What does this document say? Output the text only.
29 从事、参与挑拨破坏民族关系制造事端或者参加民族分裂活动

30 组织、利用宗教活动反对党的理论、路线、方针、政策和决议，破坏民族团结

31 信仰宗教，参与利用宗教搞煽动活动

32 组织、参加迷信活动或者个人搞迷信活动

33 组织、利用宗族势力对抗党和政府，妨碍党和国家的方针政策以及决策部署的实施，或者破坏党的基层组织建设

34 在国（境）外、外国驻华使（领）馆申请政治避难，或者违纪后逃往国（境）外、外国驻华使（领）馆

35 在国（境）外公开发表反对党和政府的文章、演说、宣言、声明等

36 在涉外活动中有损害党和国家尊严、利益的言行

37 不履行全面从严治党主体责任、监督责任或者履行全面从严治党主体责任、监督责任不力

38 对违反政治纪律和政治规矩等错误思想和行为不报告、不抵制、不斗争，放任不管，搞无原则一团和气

________________________________________

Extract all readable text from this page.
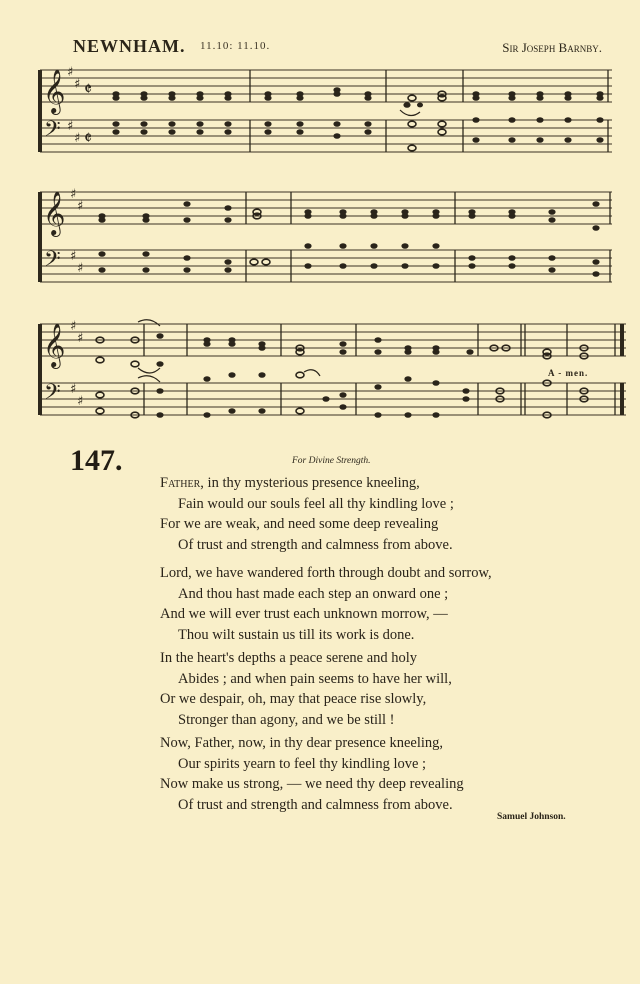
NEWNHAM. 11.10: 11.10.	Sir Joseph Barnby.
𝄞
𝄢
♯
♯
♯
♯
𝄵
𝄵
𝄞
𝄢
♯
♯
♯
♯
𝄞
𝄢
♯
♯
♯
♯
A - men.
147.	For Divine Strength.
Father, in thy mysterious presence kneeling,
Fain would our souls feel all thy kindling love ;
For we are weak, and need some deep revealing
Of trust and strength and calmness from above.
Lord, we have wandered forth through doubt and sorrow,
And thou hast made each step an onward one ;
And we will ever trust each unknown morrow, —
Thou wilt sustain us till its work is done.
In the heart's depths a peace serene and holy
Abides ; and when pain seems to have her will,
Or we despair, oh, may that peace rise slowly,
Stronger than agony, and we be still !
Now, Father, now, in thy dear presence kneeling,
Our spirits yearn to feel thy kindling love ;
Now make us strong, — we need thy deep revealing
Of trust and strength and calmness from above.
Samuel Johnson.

________________________________________

→ **WHAT YOU ARE ASKED TO DO**:
Search the records for the word "this" and copy every line where it occurs.

→ **WRITTEN RESPONSE**:
What does this document say? Output the text only.
Extract all readable text from this page.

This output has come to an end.